>> BEGIN
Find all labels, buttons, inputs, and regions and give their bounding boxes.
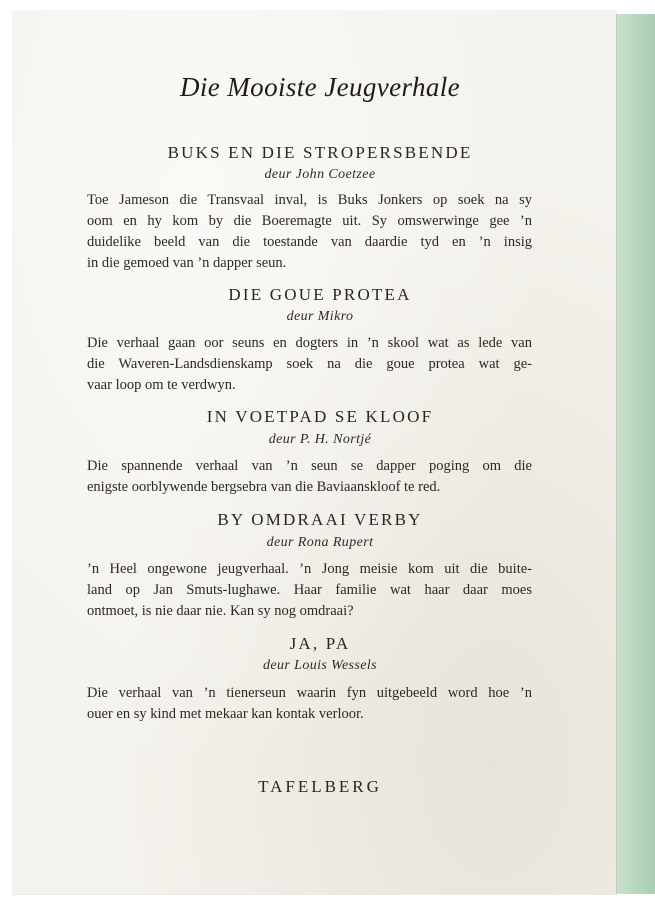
- book-title-5: JA, PA: [289, 634, 351, 653]
- description-line: oom en hy kom by die Boeremagte uit. Sy omswerwinge gee ’n: [87, 213, 532, 229]
- publisher-name: TAFELBERG: [258, 777, 382, 796]
- description-line: Die spannende verhaal van ’n seun se dapper poging om die: [87, 458, 532, 474]
- book-title-4: BY OMDRAAI VERBY: [217, 510, 423, 529]
- description-line: die Waveren-Landsdienskamp soek na die goue protea wat ge-: [87, 356, 532, 372]
- description-line: duidelike beeld van die toestande van daardie tyd en ’n insig: [87, 234, 532, 250]
- description-line: land op Jan Smuts-lughawe. Haar familie wat haar daar moes: [87, 582, 532, 598]
- description-line: Die verhaal van ’n tienerseun waarin fyn uitgebeeld word hoe ’n: [87, 685, 532, 701]
- book-description-4: [87, 559, 532, 622]
- book-author-4: deur Rona Rupert: [266, 535, 374, 550]
- book-description-1: [87, 190, 532, 274]
- description-line: Toe Jameson die Transvaal inval, is Buks Jonkers op soek na sy: [87, 192, 532, 208]
- book-title-2: DIE GOUE PROTEA: [228, 285, 412, 304]
- description-line: ouer en sy kind met mekaar kan kontak verloor.: [87, 706, 364, 722]
- book-author-2: deur Mikro: [286, 309, 354, 324]
- book-title-1: BUKS EN DIE STROPERSBENDE: [167, 143, 473, 162]
- book-description-5: [87, 683, 532, 725]
- book-description-2: [87, 333, 532, 396]
- description-line: in die gemoed van ’n dapper seun.: [87, 255, 287, 271]
- book-author-1: deur John Coetzee: [264, 167, 376, 182]
- book-title-3: IN VOETPAD SE KLOOF: [206, 407, 434, 426]
- page-title: Die Mooiste Jeugverhale: [179, 72, 461, 102]
- description-line: ontmoet, is nie daar nie. Kan sy nog omdraai?: [87, 603, 354, 619]
- book-description-3: [87, 456, 532, 498]
- description-line: enigste oorblywende bergsebra van die Baviaanskloof te red.: [87, 479, 441, 495]
- description-line: vaar loop om te verdwyn.: [87, 377, 236, 393]
- book-author-3: deur P. H. Nortjé: [268, 432, 372, 447]
- book-author-5: deur Louis Wessels: [262, 658, 378, 673]
- description-line: Die verhaal gaan oor seuns en dogters in ’n skool wat as lede van: [87, 335, 532, 351]
- description-line: ’n Heel ongewone jeugverhaal. ’n Jong meisie kom uit die buite-: [87, 561, 532, 577]
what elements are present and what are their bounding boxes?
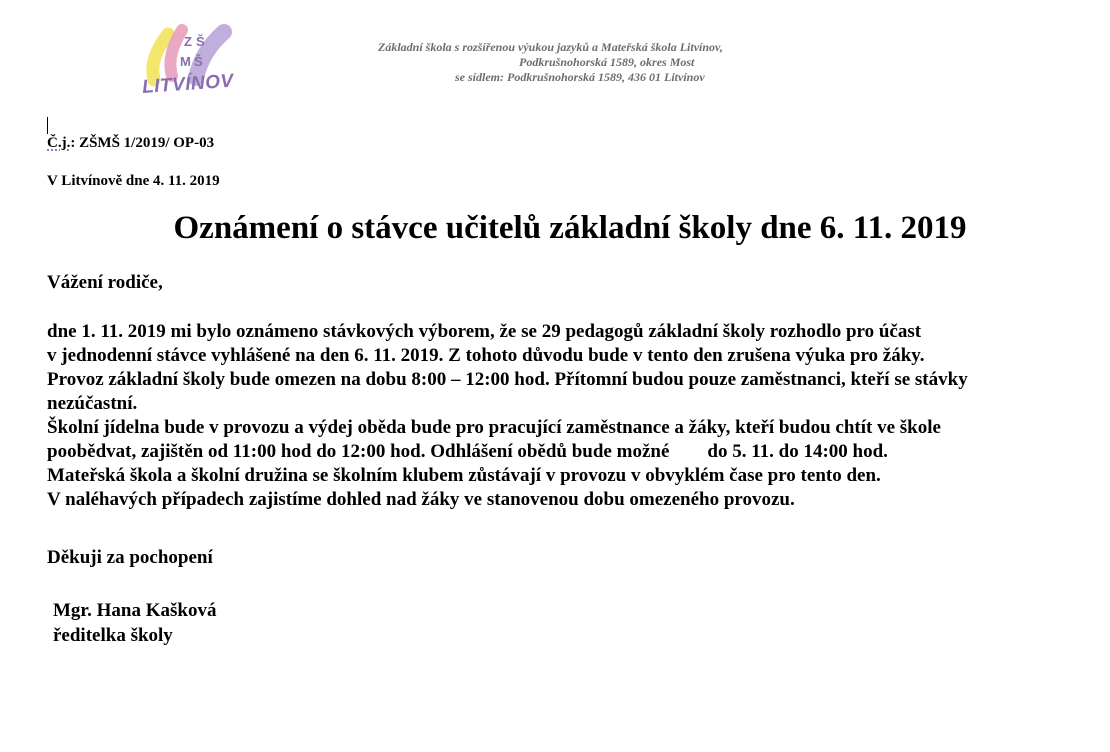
>> END
> [TO DO]
Reproduce all of the rows above word for word and in the same order, leaving out the pictures.

> [THE OUTPUT]
Find all labels, buttons, inputs, and regions and give their bounding boxes.
- book-title-5: JA, PA: [289, 634, 351, 653]
- description-line: oom en hy kom by die Boeremagte uit. Sy omswerwinge gee ’n: [87, 213, 532, 229]
- publisher-name: TAFELBERG: [258, 777, 382, 796]
- description-line: Die spannende verhaal van ’n seun se dapper poging om die: [87, 458, 532, 474]
- book-title-4: BY OMDRAAI VERBY: [217, 510, 423, 529]
- description-line: die Waveren-Landsdienskamp soek na die goue protea wat ge-: [87, 356, 532, 372]
- description-line: duidelike beeld van die toestande van daardie tyd en ’n insig: [87, 234, 532, 250]
- description-line: land op Jan Smuts-lughawe. Haar familie wat haar daar moes: [87, 582, 532, 598]
- description-line: Die verhaal van ’n tienerseun waarin fyn uitgebeeld word hoe ’n: [87, 685, 532, 701]
- book-description-4: [87, 559, 532, 622]
- book-author-4: deur Rona Rupert: [266, 535, 374, 550]
- book-description-1: [87, 190, 532, 274]
- description-line: Toe Jameson die Transvaal inval, is Buks Jonkers op soek na sy: [87, 192, 532, 208]
- book-title-2: DIE GOUE PROTEA: [228, 285, 412, 304]
- description-line: ouer en sy kind met mekaar kan kontak verloor.: [87, 706, 364, 722]
- book-author-2: deur Mikro: [286, 309, 354, 324]
- book-title-1: BUKS EN DIE STROPERSBENDE: [167, 143, 473, 162]
- book-description-5: [87, 683, 532, 725]
- book-description-2: [87, 333, 532, 396]
- description-line: in die gemoed van ’n dapper seun.: [87, 255, 287, 271]
- book-author-1: deur John Coetzee: [264, 167, 376, 182]
- book-title-3: IN VOETPAD SE KLOOF: [206, 407, 434, 426]
- page-title: Die Mooiste Jeugverhale: [179, 72, 461, 102]
- description-line: ontmoet, is nie daar nie. Kan sy nog omdraai?: [87, 603, 354, 619]
- book-description-3: [87, 456, 532, 498]
- description-line: enigste oorblywende bergsebra van die Baviaanskloof te red.: [87, 479, 441, 495]
- description-line: vaar loop om te verdwyn.: [87, 377, 236, 393]
- book-author-3: deur P. H. Nortjé: [268, 432, 372, 447]
- book-author-5: deur Louis Wessels: [262, 658, 378, 673]
- description-line: Die verhaal gaan oor seuns en dogters in ’n skool wat as lede van: [87, 335, 532, 351]
- description-line: ’n Heel ongewone jeugverhaal. ’n Jong meisie kom uit die buite-: [87, 561, 532, 577]
what elements are present and what are their bounding boxes?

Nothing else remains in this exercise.